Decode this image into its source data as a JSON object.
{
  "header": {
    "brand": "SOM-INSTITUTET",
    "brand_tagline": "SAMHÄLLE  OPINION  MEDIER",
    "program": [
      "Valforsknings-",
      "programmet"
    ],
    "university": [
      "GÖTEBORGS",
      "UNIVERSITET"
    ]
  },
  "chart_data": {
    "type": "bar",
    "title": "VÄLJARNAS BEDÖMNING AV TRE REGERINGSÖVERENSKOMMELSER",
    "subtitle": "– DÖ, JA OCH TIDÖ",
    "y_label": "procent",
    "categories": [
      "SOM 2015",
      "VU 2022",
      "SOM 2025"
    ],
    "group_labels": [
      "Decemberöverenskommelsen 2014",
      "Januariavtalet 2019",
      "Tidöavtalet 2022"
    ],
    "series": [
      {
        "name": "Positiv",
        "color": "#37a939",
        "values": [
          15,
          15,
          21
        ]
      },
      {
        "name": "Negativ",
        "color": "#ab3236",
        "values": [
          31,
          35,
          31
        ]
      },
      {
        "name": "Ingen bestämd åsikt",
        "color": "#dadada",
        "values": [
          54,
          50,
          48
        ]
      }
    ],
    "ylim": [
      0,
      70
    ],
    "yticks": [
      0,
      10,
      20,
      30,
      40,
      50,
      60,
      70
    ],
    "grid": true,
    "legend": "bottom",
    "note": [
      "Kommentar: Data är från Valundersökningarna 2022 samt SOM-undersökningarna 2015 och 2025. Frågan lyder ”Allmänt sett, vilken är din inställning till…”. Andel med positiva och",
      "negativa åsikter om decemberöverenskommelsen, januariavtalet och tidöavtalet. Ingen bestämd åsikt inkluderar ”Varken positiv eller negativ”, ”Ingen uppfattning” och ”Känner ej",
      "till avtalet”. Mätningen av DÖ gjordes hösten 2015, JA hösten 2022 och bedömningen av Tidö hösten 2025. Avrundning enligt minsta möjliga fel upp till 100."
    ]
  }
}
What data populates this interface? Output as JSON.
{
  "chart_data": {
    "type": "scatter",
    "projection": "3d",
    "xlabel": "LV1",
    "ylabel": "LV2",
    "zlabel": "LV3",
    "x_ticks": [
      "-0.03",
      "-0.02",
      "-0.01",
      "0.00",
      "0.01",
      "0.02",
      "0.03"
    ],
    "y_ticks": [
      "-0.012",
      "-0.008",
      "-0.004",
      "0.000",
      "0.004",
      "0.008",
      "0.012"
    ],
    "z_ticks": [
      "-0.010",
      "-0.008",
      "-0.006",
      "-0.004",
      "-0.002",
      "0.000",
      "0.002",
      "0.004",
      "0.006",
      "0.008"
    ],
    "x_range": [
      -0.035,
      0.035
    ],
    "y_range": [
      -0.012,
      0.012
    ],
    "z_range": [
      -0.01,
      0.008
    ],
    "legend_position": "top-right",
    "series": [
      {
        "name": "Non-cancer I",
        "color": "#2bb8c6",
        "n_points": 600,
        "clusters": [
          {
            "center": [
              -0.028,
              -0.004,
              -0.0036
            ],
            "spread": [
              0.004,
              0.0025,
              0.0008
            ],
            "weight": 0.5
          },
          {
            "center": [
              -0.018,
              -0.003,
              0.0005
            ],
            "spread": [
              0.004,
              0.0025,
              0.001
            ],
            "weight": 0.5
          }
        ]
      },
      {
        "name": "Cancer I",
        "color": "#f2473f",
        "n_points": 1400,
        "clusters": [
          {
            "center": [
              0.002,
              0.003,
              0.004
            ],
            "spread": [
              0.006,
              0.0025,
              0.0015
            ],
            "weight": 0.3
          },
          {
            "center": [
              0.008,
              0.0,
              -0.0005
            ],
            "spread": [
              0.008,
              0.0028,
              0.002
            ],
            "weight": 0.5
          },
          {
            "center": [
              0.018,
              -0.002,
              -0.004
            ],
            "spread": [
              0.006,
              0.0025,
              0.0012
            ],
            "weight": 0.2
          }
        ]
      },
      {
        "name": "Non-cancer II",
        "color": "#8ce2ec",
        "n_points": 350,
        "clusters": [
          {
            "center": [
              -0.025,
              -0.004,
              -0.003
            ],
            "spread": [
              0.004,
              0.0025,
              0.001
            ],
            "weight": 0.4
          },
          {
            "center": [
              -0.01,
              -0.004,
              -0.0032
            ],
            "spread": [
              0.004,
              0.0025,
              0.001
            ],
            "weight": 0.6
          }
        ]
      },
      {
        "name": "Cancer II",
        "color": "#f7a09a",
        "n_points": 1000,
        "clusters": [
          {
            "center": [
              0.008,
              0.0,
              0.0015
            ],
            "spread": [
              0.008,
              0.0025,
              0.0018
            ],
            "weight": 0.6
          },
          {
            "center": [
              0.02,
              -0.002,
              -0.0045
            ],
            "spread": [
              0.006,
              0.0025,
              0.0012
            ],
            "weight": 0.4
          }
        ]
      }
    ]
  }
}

WORK INSTRUCTIONS: Reproduce all of the material above word for word.

OUTPUT OF THE EXERCISE:
Decode this image into its source data as a JSON object.
{
  "header": {
    "brand": "SOM-INSTITUTET",
    "brand_tagline": "SAMHÄLLE  OPINION  MEDIER",
    "program": [
      "Valforsknings-",
      "programmet"
    ],
    "university": [
      "GÖTEBORGS",
      "UNIVERSITET"
    ]
  },
  "chart_data": {
    "type": "bar",
    "title": "VÄLJARNAS BEDÖMNING AV TRE REGERINGSÖVERENSKOMMELSER",
    "subtitle": "– DÖ, JA OCH TIDÖ",
    "y_label": "procent",
    "categories": [
      "SOM 2015",
      "VU 2022",
      "SOM 2025"
    ],
    "group_labels": [
      "Decemberöverenskommelsen 2014",
      "Januariavtalet 2019",
      "Tidöavtalet 2022"
    ],
    "series": [
      {
        "name": "Positiv",
        "color": "#37a939",
        "values": [
          15,
          15,
          21
        ]
      },
      {
        "name": "Negativ",
        "color": "#ab3236",
        "values": [
          31,
          35,
          31
        ]
      },
      {
        "name": "Ingen bestämd åsikt",
        "color": "#dadada",
        "values": [
          54,
          50,
          48
        ]
      }
    ],
    "ylim": [
      0,
      70
    ],
    "yticks": [
      0,
      10,
      20,
      30,
      40,
      50,
      60,
      70
    ],
    "grid": true,
    "legend": "bottom",
    "note": [
      "Kommentar: Data är från Valundersökningarna 2022 samt SOM-undersökningarna 2015 och 2025. Frågan lyder ”Allmänt sett, vilken är din inställning till…”. Andel med positiva och",
      "negativa åsikter om decemberöverenskommelsen, januariavtalet och tidöavtalet. Ingen bestämd åsikt inkluderar ”Varken positiv eller negativ”, ”Ingen uppfattning” och ”Känner ej",
      "till avtalet”. Mätningen av DÖ gjordes hösten 2015, JA hösten 2022 och bedömningen av Tidö hösten 2025. Avrundning enligt minsta möjliga fel upp till 100."
    ]
  }
}
What data populates this interface? Output as JSON.
{
  "chart_data": {
    "type": "scatter",
    "projection": "3d",
    "xlabel": "LV1",
    "ylabel": "LV2",
    "zlabel": "LV3",
    "x_ticks": [
      "-0.03",
      "-0.02",
      "-0.01",
      "0.00",
      "0.01",
      "0.02",
      "0.03"
    ],
    "y_ticks": [
      "-0.012",
      "-0.008",
      "-0.004",
      "0.000",
      "0.004",
      "0.008",
      "0.012"
    ],
    "z_ticks": [
      "-0.010",
      "-0.008",
      "-0.006",
      "-0.004",
      "-0.002",
      "0.000",
      "0.002",
      "0.004",
      "0.006",
      "0.008"
    ],
    "x_range": [
      -0.035,
      0.035
    ],
    "y_range": [
      -0.012,
      0.012
    ],
    "z_range": [
      -0.01,
      0.008
    ],
    "legend_position": "top-right",
    "series": [
      {
        "name": "Non-cancer I",
        "color": "#2bb8c6",
        "n_points": 600,
        "clusters": [
          {
            "center": [
              -0.028,
              -0.004,
              -0.0036
            ],
            "spread": [
              0.004,
              0.0025,
              0.0008
            ],
            "weight": 0.5
          },
          {
            "center": [
              -0.018,
              -0.003,
              0.0005
            ],
            "spread": [
              0.004,
              0.0025,
              0.001
            ],
            "weight": 0.5
          }
        ]
      },
      {
        "name": "Cancer I",
        "color": "#f2473f",
        "n_points": 1400,
        "clusters": [
          {
            "center": [
              0.002,
              0.003,
              0.004
            ],
            "spread": [
              0.006,
              0.0025,
              0.0015
            ],
            "weight": 0.3
          },
          {
            "center": [
              0.008,
              0.0,
              -0.0005
            ],
            "spread": [
              0.008,
              0.0028,
              0.002
            ],
            "weight": 0.5
          },
          {
            "center": [
              0.018,
              -0.002,
              -0.004
            ],
            "spread": [
              0.006,
              0.0025,
              0.0012
            ],
            "weight": 0.2
          }
        ]
      },
      {
        "name": "Non-cancer II",
        "color": "#8ce2ec",
        "n_points": 350,
        "clusters": [
          {
            "center": [
              -0.025,
              -0.004,
              -0.003
            ],
            "spread": [
              0.004,
              0.0025,
              0.001
            ],
            "weight": 0.4
          },
          {
            "center": [
              -0.01,
              -0.004,
              -0.0032
            ],
            "spread": [
              0.004,
              0.0025,
              0.001
            ],
            "weight": 0.6
          }
        ]
      },
      {
        "name": "Cancer II",
        "color": "#f7a09a",
        "n_points": 1000,
        "clusters": [
          {
            "center": [
              0.008,
              0.0,
              0.0015
            ],
            "spread": [
              0.008,
              0.0025,
              0.0018
            ],
            "weight": 0.6
          },
          {
            "center": [
              0.02,
              -0.002,
              -0.0045
            ],
            "spread": [
              0.006,
              0.0025,
              0.0012
            ],
            "weight": 0.4
          }
        ]
      }
    ]
  }
}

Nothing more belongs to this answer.